### To be done
Extract each line containing the string "values".

"""

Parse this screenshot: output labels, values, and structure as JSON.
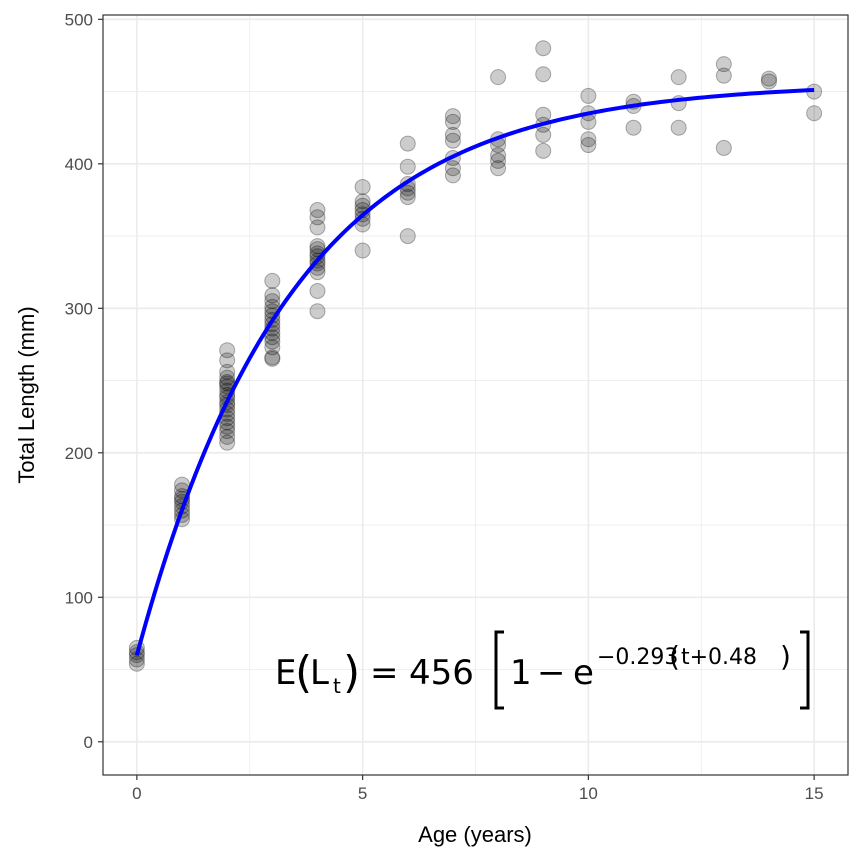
{
  "chart_data": {
    "type": "scatter",
    "title": "",
    "xlabel": "Age (years)",
    "ylabel": "Total Length (mm)",
    "xlim": [
      -0.75,
      15.75
    ],
    "ylim": [
      -23,
      503
    ],
    "x_ticks": [
      0,
      5,
      10,
      15
    ],
    "y_ticks": [
      0,
      100,
      200,
      300,
      400,
      500
    ],
    "grid": true,
    "point_color": "#000000",
    "point_opacity": 0.2,
    "curve_color": "#0000ff",
    "points": [
      [
        0,
        65
      ],
      [
        0,
        62
      ],
      [
        0,
        57
      ],
      [
        0,
        54
      ],
      [
        0,
        60
      ],
      [
        1,
        178
      ],
      [
        1,
        174
      ],
      [
        1,
        170
      ],
      [
        1,
        166
      ],
      [
        1,
        163
      ],
      [
        1,
        160
      ],
      [
        1,
        157
      ],
      [
        1,
        154
      ],
      [
        1,
        168
      ],
      [
        2,
        271
      ],
      [
        2,
        264
      ],
      [
        2,
        256
      ],
      [
        2,
        252
      ],
      [
        2,
        249
      ],
      [
        2,
        246
      ],
      [
        2,
        243
      ],
      [
        2,
        240
      ],
      [
        2,
        238
      ],
      [
        2,
        235
      ],
      [
        2,
        233
      ],
      [
        2,
        230
      ],
      [
        2,
        227
      ],
      [
        2,
        224
      ],
      [
        2,
        221
      ],
      [
        2,
        218
      ],
      [
        2,
        215
      ],
      [
        2,
        211
      ],
      [
        2,
        207
      ],
      [
        2,
        248
      ],
      [
        3,
        319
      ],
      [
        3,
        309
      ],
      [
        3,
        305
      ],
      [
        3,
        301
      ],
      [
        3,
        298
      ],
      [
        3,
        295
      ],
      [
        3,
        292
      ],
      [
        3,
        289
      ],
      [
        3,
        286
      ],
      [
        3,
        283
      ],
      [
        3,
        280
      ],
      [
        3,
        277
      ],
      [
        3,
        273
      ],
      [
        3,
        266
      ],
      [
        3,
        265
      ],
      [
        4,
        368
      ],
      [
        4,
        363
      ],
      [
        4,
        356
      ],
      [
        4,
        343
      ],
      [
        4,
        341
      ],
      [
        4,
        338
      ],
      [
        4,
        336
      ],
      [
        4,
        333
      ],
      [
        4,
        331
      ],
      [
        4,
        328
      ],
      [
        4,
        325
      ],
      [
        4,
        312
      ],
      [
        4,
        298
      ],
      [
        5,
        384
      ],
      [
        5,
        374
      ],
      [
        5,
        371
      ],
      [
        5,
        368
      ],
      [
        5,
        365
      ],
      [
        5,
        362
      ],
      [
        5,
        358
      ],
      [
        5,
        340
      ],
      [
        6,
        414
      ],
      [
        6,
        398
      ],
      [
        6,
        386
      ],
      [
        6,
        383
      ],
      [
        6,
        380
      ],
      [
        6,
        377
      ],
      [
        6,
        350
      ],
      [
        7,
        433
      ],
      [
        7,
        429
      ],
      [
        7,
        420
      ],
      [
        7,
        416
      ],
      [
        7,
        404
      ],
      [
        7,
        397
      ],
      [
        7,
        392
      ],
      [
        8,
        460
      ],
      [
        8,
        417
      ],
      [
        8,
        413
      ],
      [
        8,
        406
      ],
      [
        8,
        402
      ],
      [
        8,
        397
      ],
      [
        9,
        480
      ],
      [
        9,
        462
      ],
      [
        9,
        434
      ],
      [
        9,
        427
      ],
      [
        9,
        420
      ],
      [
        9,
        409
      ],
      [
        10,
        447
      ],
      [
        10,
        435
      ],
      [
        10,
        429
      ],
      [
        10,
        417
      ],
      [
        10,
        413
      ],
      [
        11,
        443
      ],
      [
        11,
        440
      ],
      [
        11,
        425
      ],
      [
        12,
        460
      ],
      [
        12,
        442
      ],
      [
        12,
        425
      ],
      [
        13,
        469
      ],
      [
        13,
        461
      ],
      [
        13,
        411
      ],
      [
        14,
        459
      ],
      [
        14,
        457
      ],
      [
        15,
        450
      ],
      [
        15,
        435
      ]
    ],
    "curve": {
      "model": "von_bertalanffy",
      "Linf": 456,
      "K": 0.293,
      "t0": -0.48,
      "x_range": [
        0,
        15
      ]
    },
    "annotation": {
      "lhs": "E",
      "subject": "L",
      "subject_subscript": "t",
      "equals": "=",
      "coefficient": "456",
      "one": "1",
      "minus": "−",
      "base": "e",
      "exponent_coef": "−0.293",
      "exponent_var": "t+0.48"
    }
  }
}
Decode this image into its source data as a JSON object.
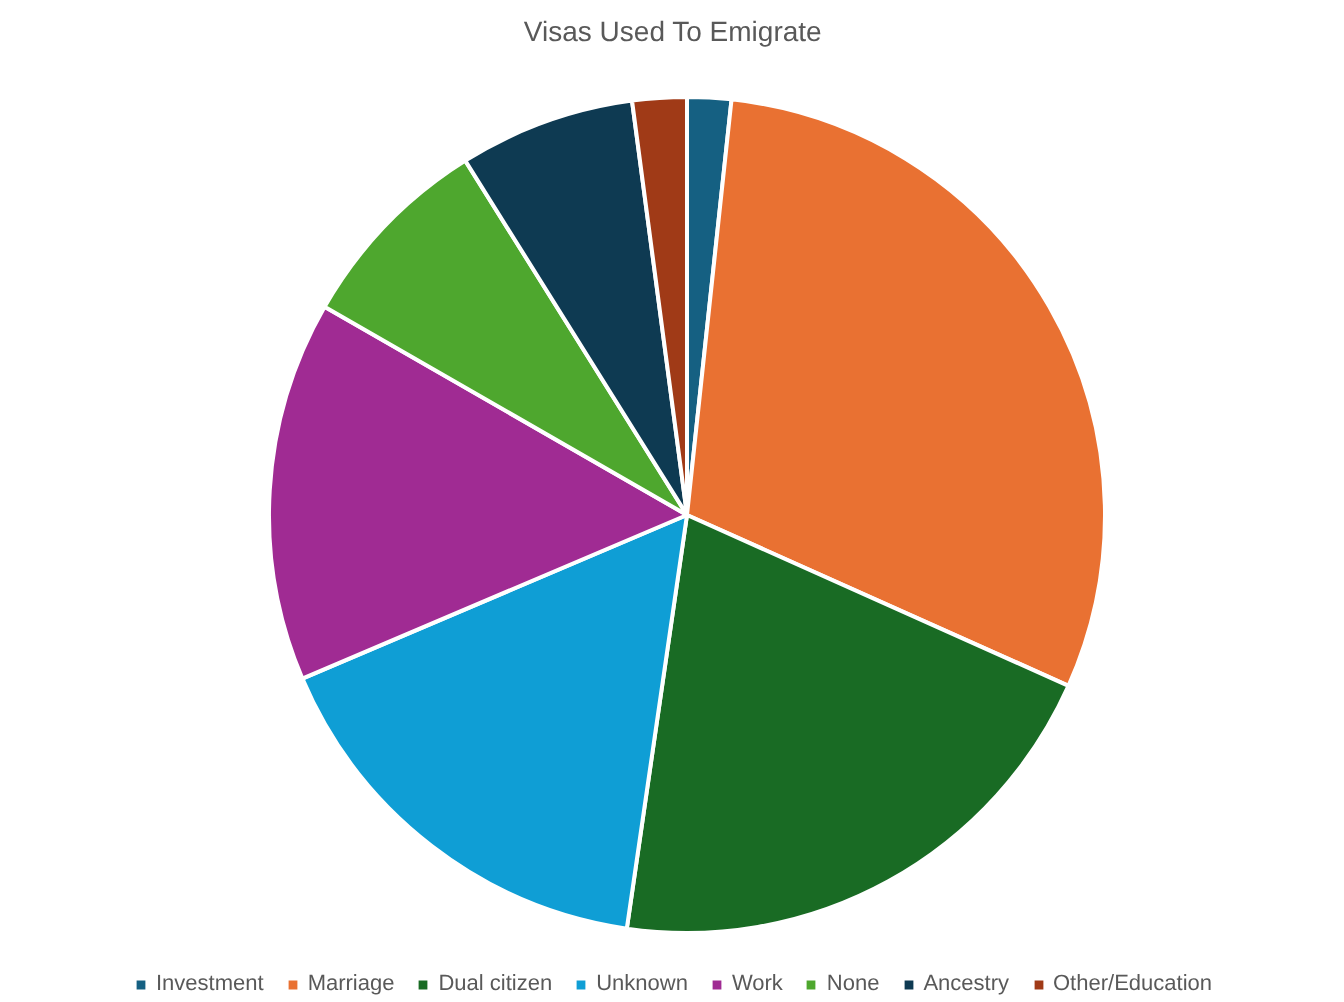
{
  "chart_data": {
    "type": "pie",
    "title": "Visas Used To Emigrate",
    "categories": [
      "Investment",
      "Marriage",
      "Dual citizen",
      "Unknown",
      "Work",
      "None",
      "Ancestry",
      "Other/Education"
    ],
    "values": [
      1.7,
      30,
      20.6,
      16.3,
      14.7,
      7.8,
      6.8,
      2.1
    ],
    "colors": [
      "#156082",
      "#e97132",
      "#196b24",
      "#0f9ed5",
      "#a02b93",
      "#4ea72e",
      "#0e3a52",
      "#a03a17"
    ],
    "legend": "bottom"
  }
}
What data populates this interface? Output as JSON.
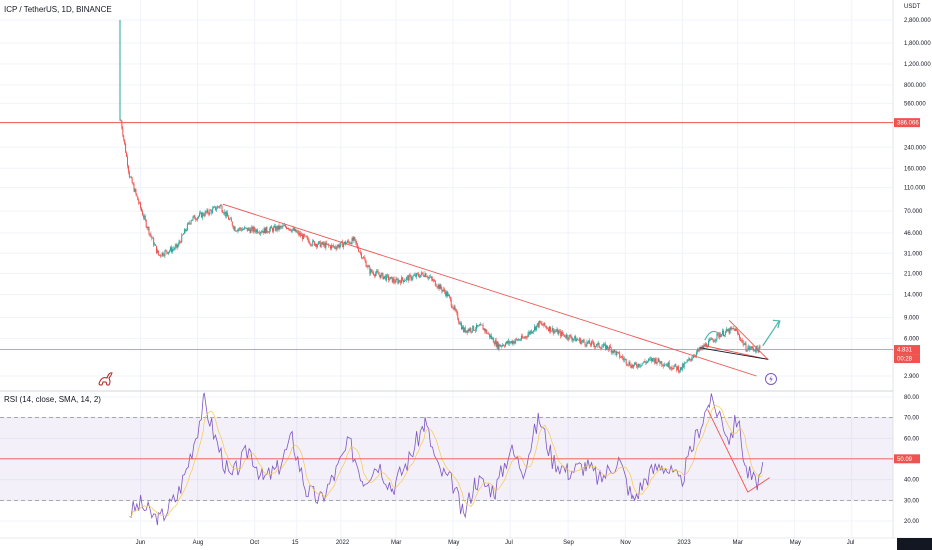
{
  "header": {
    "title": "ICP / TetherUS, 1D, BINANCE",
    "unit": "USDT",
    "rsi_title": "RSI (14, close, SMA, 14, 2)"
  },
  "badges": {
    "resistance": "386.066",
    "price": "4.831",
    "countdown": "00:28",
    "rsi": "50.09"
  },
  "chart_data": [
    {
      "type": "line",
      "title": "ICP / TetherUS, 1D, BINANCE",
      "scale": "log",
      "yunit": "USDT",
      "yticks": [
        "2,800.000",
        "1,800.000",
        "1,200.000",
        "800.000",
        "560.000",
        "240.000",
        "160.000",
        "110.000",
        "70.000",
        "46.000",
        "31.000",
        "21.000",
        "14.000",
        "9.000",
        "6.000",
        "2.900"
      ],
      "xticks": [
        "Jun",
        "Aug",
        "Oct",
        "15",
        "2022",
        "Mar",
        "May",
        "Jul",
        "Sep",
        "Nov",
        "2023",
        "Mar",
        "May",
        "Jul"
      ],
      "series": [
        {
          "values": [
            {
              "x": "2021-05-10",
              "y": 2800
            },
            {
              "x": "2021-05-11",
              "y": 400
            },
            {
              "x": "2021-05-20",
              "y": 140
            },
            {
              "x": "2021-06-05",
              "y": 60
            },
            {
              "x": "2021-06-20",
              "y": 30
            },
            {
              "x": "2021-07-10",
              "y": 35
            },
            {
              "x": "2021-07-25",
              "y": 60
            },
            {
              "x": "2021-08-15",
              "y": 70
            },
            {
              "x": "2021-08-25",
              "y": 78
            },
            {
              "x": "2021-09-10",
              "y": 50
            },
            {
              "x": "2021-10-10",
              "y": 48
            },
            {
              "x": "2021-11-05",
              "y": 52
            },
            {
              "x": "2021-12-01",
              "y": 38
            },
            {
              "x": "2021-12-25",
              "y": 35
            },
            {
              "x": "2022-01-15",
              "y": 40
            },
            {
              "x": "2022-02-01",
              "y": 22
            },
            {
              "x": "2022-03-01",
              "y": 18
            },
            {
              "x": "2022-04-01",
              "y": 21
            },
            {
              "x": "2022-04-25",
              "y": 14
            },
            {
              "x": "2022-05-12",
              "y": 7
            },
            {
              "x": "2022-06-01",
              "y": 7.5
            },
            {
              "x": "2022-06-18",
              "y": 5.2
            },
            {
              "x": "2022-07-15",
              "y": 6
            },
            {
              "x": "2022-08-01",
              "y": 8
            },
            {
              "x": "2022-08-25",
              "y": 6.5
            },
            {
              "x": "2022-09-20",
              "y": 5.5
            },
            {
              "x": "2022-10-15",
              "y": 5
            },
            {
              "x": "2022-11-09",
              "y": 3.5
            },
            {
              "x": "2022-12-01",
              "y": 4
            },
            {
              "x": "2022-12-30",
              "y": 3.3
            },
            {
              "x": "2023-01-15",
              "y": 4.5
            },
            {
              "x": "2023-02-10",
              "y": 6.5
            },
            {
              "x": "2023-02-26",
              "y": 7.2
            },
            {
              "x": "2023-03-10",
              "y": 5
            },
            {
              "x": "2023-03-25",
              "y": 4.831
            }
          ]
        }
      ],
      "annotations": {
        "resistance": 386.066,
        "support": 4.831,
        "trendline": [
          {
            "x": "2021-08-28",
            "y": 80
          },
          {
            "x": "2023-04-01",
            "y": 2.9
          }
        ]
      }
    },
    {
      "type": "line",
      "title": "RSI (14, close, SMA, 14, 2)",
      "yticks": [
        "80.00",
        "70.00",
        "60.00",
        "50.00",
        "40.00",
        "30.00",
        "20.00"
      ],
      "ylim": [
        15,
        85
      ],
      "band": [
        30,
        70
      ],
      "level": 50.09,
      "series": [
        {
          "values": [
            {
              "x": "2021-05-20",
              "y": 24
            },
            {
              "x": "2021-06-01",
              "y": 28
            },
            {
              "x": "2021-06-20",
              "y": 20
            },
            {
              "x": "2021-07-10",
              "y": 32
            },
            {
              "x": "2021-07-20",
              "y": 45
            },
            {
              "x": "2021-08-01",
              "y": 65
            },
            {
              "x": "2021-08-08",
              "y": 78
            },
            {
              "x": "2021-08-20",
              "y": 60
            },
            {
              "x": "2021-09-05",
              "y": 40
            },
            {
              "x": "2021-09-25",
              "y": 55
            },
            {
              "x": "2021-10-10",
              "y": 40
            },
            {
              "x": "2021-10-25",
              "y": 45
            },
            {
              "x": "2021-11-10",
              "y": 60
            },
            {
              "x": "2021-11-25",
              "y": 35
            },
            {
              "x": "2021-12-10",
              "y": 30
            },
            {
              "x": "2021-12-25",
              "y": 42
            },
            {
              "x": "2022-01-10",
              "y": 58
            },
            {
              "x": "2022-01-25",
              "y": 40
            },
            {
              "x": "2022-02-10",
              "y": 48
            },
            {
              "x": "2022-02-25",
              "y": 36
            },
            {
              "x": "2022-03-15",
              "y": 50
            },
            {
              "x": "2022-04-01",
              "y": 68
            },
            {
              "x": "2022-04-15",
              "y": 45
            },
            {
              "x": "2022-05-01",
              "y": 38
            },
            {
              "x": "2022-05-12",
              "y": 22
            },
            {
              "x": "2022-05-25",
              "y": 40
            },
            {
              "x": "2022-06-15",
              "y": 35
            },
            {
              "x": "2022-07-01",
              "y": 55
            },
            {
              "x": "2022-07-15",
              "y": 45
            },
            {
              "x": "2022-08-01",
              "y": 70
            },
            {
              "x": "2022-08-15",
              "y": 50
            },
            {
              "x": "2022-09-01",
              "y": 44
            },
            {
              "x": "2022-09-20",
              "y": 47
            },
            {
              "x": "2022-10-05",
              "y": 40
            },
            {
              "x": "2022-10-25",
              "y": 50
            },
            {
              "x": "2022-11-09",
              "y": 30
            },
            {
              "x": "2022-11-25",
              "y": 42
            },
            {
              "x": "2022-12-10",
              "y": 48
            },
            {
              "x": "2022-12-30",
              "y": 38
            },
            {
              "x": "2023-01-15",
              "y": 60
            },
            {
              "x": "2023-01-30",
              "y": 78
            },
            {
              "x": "2023-02-10",
              "y": 72
            },
            {
              "x": "2023-02-20",
              "y": 60
            },
            {
              "x": "2023-03-01",
              "y": 70
            },
            {
              "x": "2023-03-10",
              "y": 45
            },
            {
              "x": "2023-03-20",
              "y": 38
            },
            {
              "x": "2023-03-30",
              "y": 45
            }
          ]
        }
      ]
    }
  ]
}
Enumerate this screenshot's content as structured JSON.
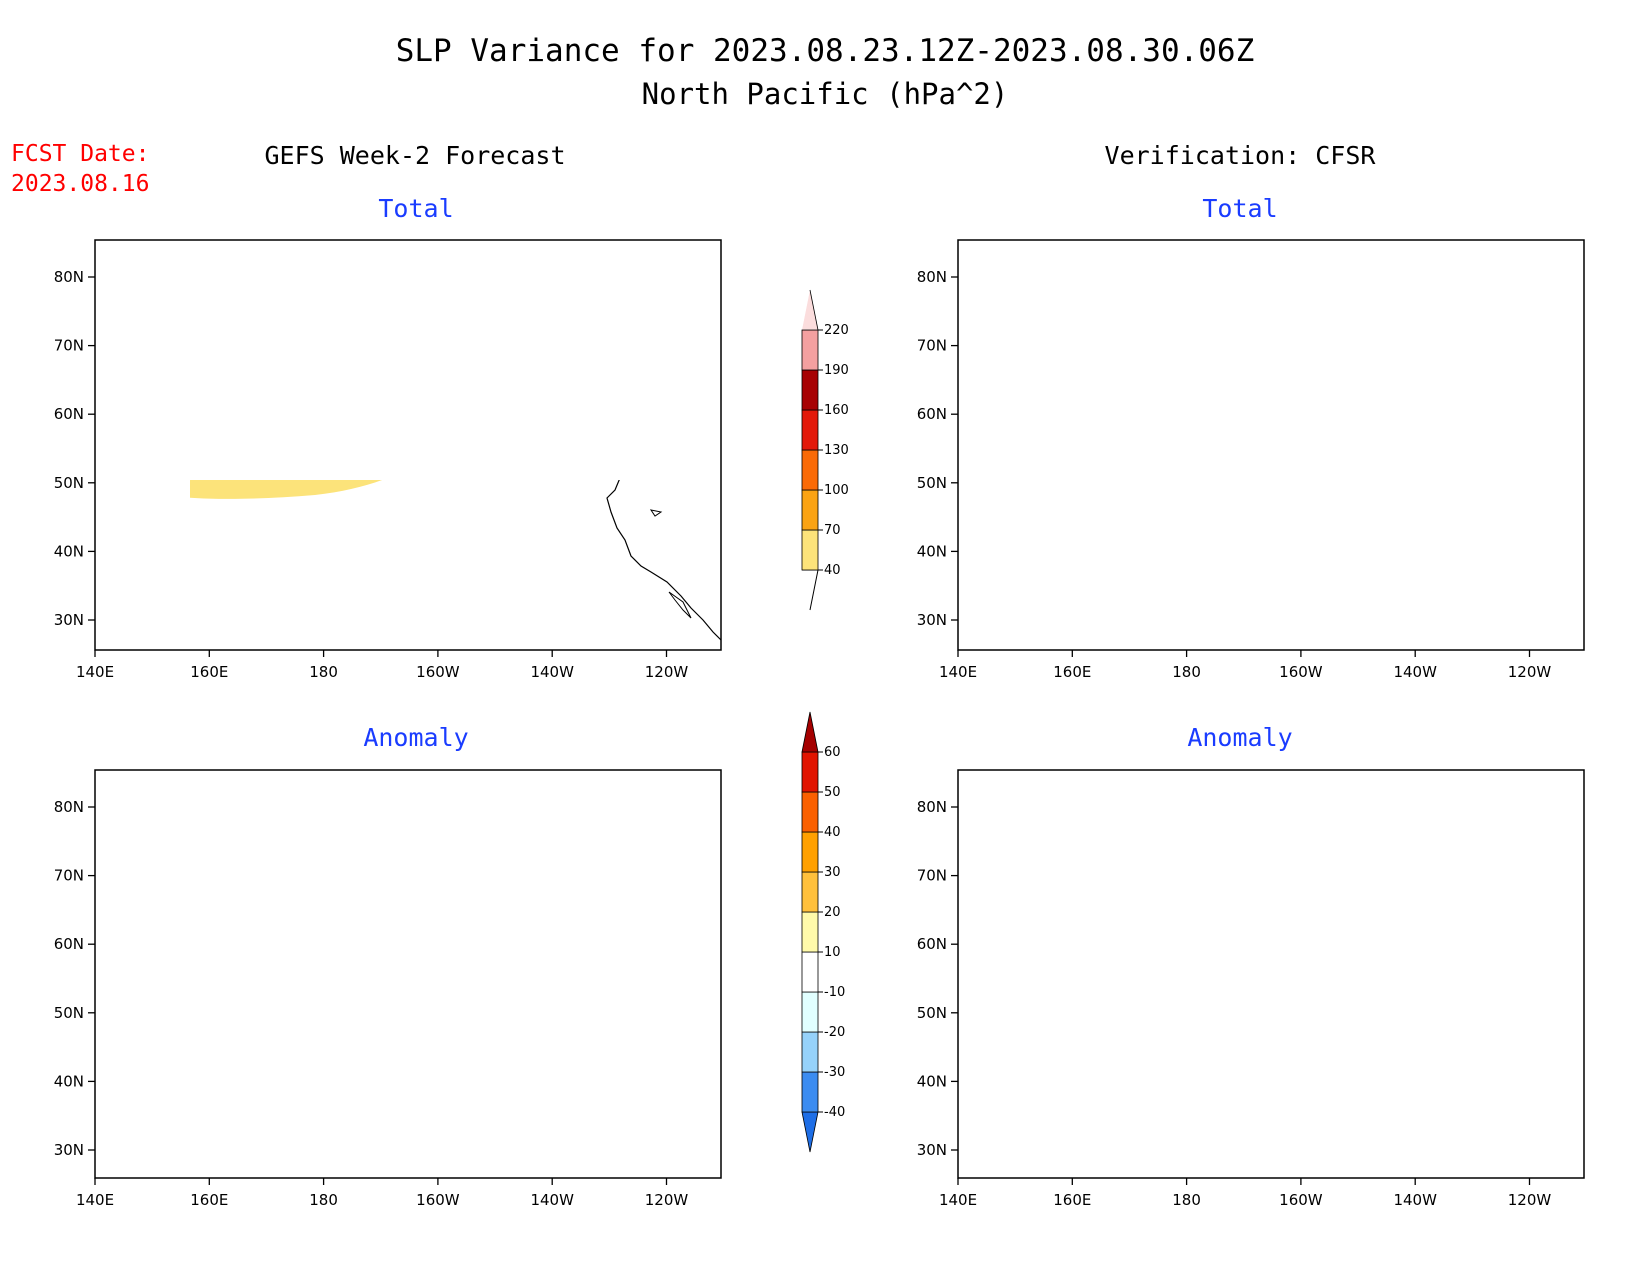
{
  "header": {
    "title": "SLP Variance for 2023.08.23.12Z-2023.08.30.06Z",
    "subtitle": "North Pacific (hPa^2)",
    "fcst_label": "FCST Date:",
    "fcst_date": "2023.08.16"
  },
  "columns": {
    "left": "GEFS Week-2 Forecast",
    "right": "Verification: CFSR"
  },
  "panels": {
    "gefs_total": {
      "title": "Total"
    },
    "cfsr_total": {
      "title": "Total"
    },
    "gefs_anomaly": {
      "title": "Anomaly"
    },
    "cfsr_anomaly": {
      "title": "Anomaly"
    }
  },
  "axes": {
    "lon_labels": [
      "140E",
      "160E",
      "180",
      "160W",
      "140W",
      "120W"
    ],
    "lat_labels": [
      "30N",
      "40N",
      "50N",
      "60N",
      "70N",
      "80N"
    ]
  },
  "colorbar_total": {
    "labels": [
      "40",
      "70",
      "100",
      "130",
      "160",
      "190",
      "220"
    ],
    "colors": [
      "#fce37a",
      "#fba313",
      "#fa6a06",
      "#e3190a",
      "#a70103",
      "#f4a0a0",
      "#fbdddd"
    ]
  },
  "colorbar_anomaly": {
    "labels": [
      "-40",
      "-30",
      "-20",
      "-10",
      "10",
      "20",
      "30",
      "40",
      "50",
      "60"
    ],
    "colors": [
      "#1e6ee6",
      "#3c8cf0",
      "#96d2fa",
      "#e1ffff",
      "#ffffff",
      "#fffaaa",
      "#ffc03c",
      "#ffa000",
      "#fa6000",
      "#e11400",
      "#a50000"
    ]
  },
  "colors": {
    "title_blue": "#1a3cff",
    "fcst_red": "#ff0000"
  }
}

"""

### Output of the exercise
Parse this screenshot: output labels, values, and structure as JSON.
    "values": [
          "values": [
          "values": [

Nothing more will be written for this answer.